Information Notice No. 96-41: Effects of a Decrease in Feedwater Temperature on Nuclear Instrumentation

                                 UNITED STATES
                         NUCLEAR REGULATORY COMMISSION
                         WASHINGTON, D.C.  20555-0001

                                 July 26, 1996

                               ON NUCLEAR INSTRUMENTATION


All holders of operating licenses or construction permits for pressurized
water reactors (PWRs).


The U.S. Nuclear Regulatory Commission (NRC) is issuing this information
notice to alert addressees to the potential for operation above licensed power
as a result of a decrease in feedwater temperature event affecting nuclear
instrumentation.  It is expected that recipients will review the information
for applicability to their facilities and consider actions, as appropriate, to
avoid similar problems.  However, suggestions contained in this information
notice are not NRC requirements; therefore, no specific action or written
response is required.

§ **Stored rows**

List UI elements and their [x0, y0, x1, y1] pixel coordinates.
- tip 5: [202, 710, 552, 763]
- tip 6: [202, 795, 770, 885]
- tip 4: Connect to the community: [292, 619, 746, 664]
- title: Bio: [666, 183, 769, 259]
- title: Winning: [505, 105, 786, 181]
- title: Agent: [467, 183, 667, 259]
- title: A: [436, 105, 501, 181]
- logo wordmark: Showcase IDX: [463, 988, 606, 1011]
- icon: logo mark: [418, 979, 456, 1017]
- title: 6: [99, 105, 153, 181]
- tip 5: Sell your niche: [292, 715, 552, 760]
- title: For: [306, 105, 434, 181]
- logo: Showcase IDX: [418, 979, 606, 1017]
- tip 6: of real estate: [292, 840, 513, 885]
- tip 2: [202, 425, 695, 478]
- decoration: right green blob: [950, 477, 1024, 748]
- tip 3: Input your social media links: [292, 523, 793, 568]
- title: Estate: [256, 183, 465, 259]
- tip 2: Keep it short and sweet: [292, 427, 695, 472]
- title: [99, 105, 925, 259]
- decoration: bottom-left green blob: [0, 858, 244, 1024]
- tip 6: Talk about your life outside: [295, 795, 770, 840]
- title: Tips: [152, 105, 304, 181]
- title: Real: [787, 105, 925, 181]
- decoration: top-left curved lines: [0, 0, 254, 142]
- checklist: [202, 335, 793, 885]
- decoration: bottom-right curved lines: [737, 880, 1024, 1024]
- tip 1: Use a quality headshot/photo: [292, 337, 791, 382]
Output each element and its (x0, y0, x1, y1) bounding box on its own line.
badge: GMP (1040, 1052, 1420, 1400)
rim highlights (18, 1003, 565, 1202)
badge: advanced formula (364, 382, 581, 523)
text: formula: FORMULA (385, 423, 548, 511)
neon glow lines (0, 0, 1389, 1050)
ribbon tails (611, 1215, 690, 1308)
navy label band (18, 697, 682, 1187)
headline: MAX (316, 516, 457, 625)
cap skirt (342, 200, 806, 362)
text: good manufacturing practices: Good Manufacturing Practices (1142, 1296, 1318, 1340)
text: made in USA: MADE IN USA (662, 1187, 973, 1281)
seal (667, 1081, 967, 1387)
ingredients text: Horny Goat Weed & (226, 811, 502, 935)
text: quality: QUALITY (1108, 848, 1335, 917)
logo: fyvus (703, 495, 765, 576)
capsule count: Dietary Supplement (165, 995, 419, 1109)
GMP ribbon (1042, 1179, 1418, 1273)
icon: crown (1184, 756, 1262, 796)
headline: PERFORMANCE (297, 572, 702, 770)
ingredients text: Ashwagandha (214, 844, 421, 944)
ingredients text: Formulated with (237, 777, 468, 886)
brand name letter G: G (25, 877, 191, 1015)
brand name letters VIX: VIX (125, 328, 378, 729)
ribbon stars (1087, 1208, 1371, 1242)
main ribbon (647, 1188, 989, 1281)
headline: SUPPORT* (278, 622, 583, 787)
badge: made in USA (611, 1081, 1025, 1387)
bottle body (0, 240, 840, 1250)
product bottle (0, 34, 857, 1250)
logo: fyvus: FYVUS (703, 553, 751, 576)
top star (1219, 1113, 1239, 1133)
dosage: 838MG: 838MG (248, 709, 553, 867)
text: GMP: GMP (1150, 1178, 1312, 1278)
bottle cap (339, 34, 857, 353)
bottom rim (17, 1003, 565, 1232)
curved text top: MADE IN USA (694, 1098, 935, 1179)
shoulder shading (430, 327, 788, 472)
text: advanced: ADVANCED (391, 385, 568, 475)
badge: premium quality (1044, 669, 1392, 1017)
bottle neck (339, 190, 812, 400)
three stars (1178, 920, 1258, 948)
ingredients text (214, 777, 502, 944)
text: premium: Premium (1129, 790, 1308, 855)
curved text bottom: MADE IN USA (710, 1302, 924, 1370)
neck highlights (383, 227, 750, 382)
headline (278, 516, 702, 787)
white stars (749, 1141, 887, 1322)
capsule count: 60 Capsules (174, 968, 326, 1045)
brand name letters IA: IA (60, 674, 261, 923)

§ **Your goal**
Reproduce word for word the part of the feedwater temperature notice that opens with the words containing "UNITED STATES" and closes with "water reactors (PWRs).". The records are material of their own, apart from the notice.

§ **Finished task**
UNITED STATES
                         NUCLEAR REGULATORY COMMISSION
                         WASHINGTON, D.C.  20555-0001

                                 July 26, 1996

                               ON NUCLEAR INSTRUMENTATION


All holders of operating licenses or construction permits for pressurized
water reactors (PWRs).